--- Start of Records to use ---

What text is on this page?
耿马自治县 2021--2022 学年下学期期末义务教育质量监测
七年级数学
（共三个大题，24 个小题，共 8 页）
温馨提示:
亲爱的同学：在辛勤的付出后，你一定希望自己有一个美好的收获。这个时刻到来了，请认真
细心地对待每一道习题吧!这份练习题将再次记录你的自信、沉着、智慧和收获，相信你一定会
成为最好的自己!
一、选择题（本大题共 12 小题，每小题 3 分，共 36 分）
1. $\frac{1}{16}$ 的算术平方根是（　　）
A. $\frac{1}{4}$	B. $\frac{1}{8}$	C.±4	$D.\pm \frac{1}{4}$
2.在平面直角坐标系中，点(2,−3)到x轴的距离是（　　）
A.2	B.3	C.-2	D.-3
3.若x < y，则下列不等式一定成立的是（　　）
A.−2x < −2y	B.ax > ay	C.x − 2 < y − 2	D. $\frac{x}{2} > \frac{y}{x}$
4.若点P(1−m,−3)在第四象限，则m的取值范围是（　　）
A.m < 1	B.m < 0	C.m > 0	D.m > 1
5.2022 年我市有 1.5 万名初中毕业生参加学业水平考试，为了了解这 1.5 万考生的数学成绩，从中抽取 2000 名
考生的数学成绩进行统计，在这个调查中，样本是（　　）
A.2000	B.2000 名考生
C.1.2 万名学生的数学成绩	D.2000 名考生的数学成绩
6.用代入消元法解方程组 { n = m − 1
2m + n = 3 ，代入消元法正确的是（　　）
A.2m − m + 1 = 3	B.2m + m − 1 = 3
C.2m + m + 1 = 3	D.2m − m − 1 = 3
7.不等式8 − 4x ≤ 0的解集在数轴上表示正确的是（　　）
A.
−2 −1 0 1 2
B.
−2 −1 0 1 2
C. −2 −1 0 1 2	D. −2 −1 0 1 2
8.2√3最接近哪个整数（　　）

--- End of Records to use ---

Write down all the entries again without a single difference.

• [Right answer]:
What text is on this page?
耿马自治县 2021--2022 学年下学期期末义务教育质量监测
七年级数学
（共三个大题，24 个小题，共 8 页）
温馨提示:
亲爱的同学：在辛勤的付出后，你一定希望自己有一个美好的收获。这个时刻到来了，请认真
细心地对待每一道习题吧!这份练习题将再次记录你的自信、沉着、智慧和收获，相信你一定会
成为最好的自己!
一、选择题（本大题共 12 小题，每小题 3 分，共 36 分）
1. $\frac{1}{16}$ 的算术平方根是（　　）
A. $\frac{1}{4}$	B. $\frac{1}{8}$	C.±4	$D.\pm \frac{1}{4}$
2.在平面直角坐标系中，点(2,−3)到x轴的距离是（　　）
A.2	B.3	C.-2	D.-3
3.若x < y，则下列不等式一定成立的是（　　）
A.−2x < −2y	B.ax > ay	C.x − 2 < y − 2	D. $\frac{x}{2} > \frac{y}{x}$
4.若点P(1−m,−3)在第四象限，则m的取值范围是（　　）
A.m < 1	B.m < 0	C.m > 0	D.m > 1
5.2022 年我市有 1.5 万名初中毕业生参加学业水平考试，为了了解这 1.5 万考生的数学成绩，从中抽取 2000 名
考生的数学成绩进行统计，在这个调查中，样本是（　　）
A.2000	B.2000 名考生
C.1.2 万名学生的数学成绩	D.2000 名考生的数学成绩
6.用代入消元法解方程组 { n = m − 1
2m + n = 3 ，代入消元法正确的是（　　）
A.2m − m + 1 = 3	B.2m + m − 1 = 3
C.2m + m + 1 = 3	D.2m − m − 1 = 3
7.不等式8 − 4x ≤ 0的解集在数轴上表示正确的是（　　）
A.
−2 −1 0 1 2
B.
−2 −1 0 1 2
C. −2 −1 0 1 2	D. −2 −1 0 1 2
8.2√3最接近哪个整数（　　）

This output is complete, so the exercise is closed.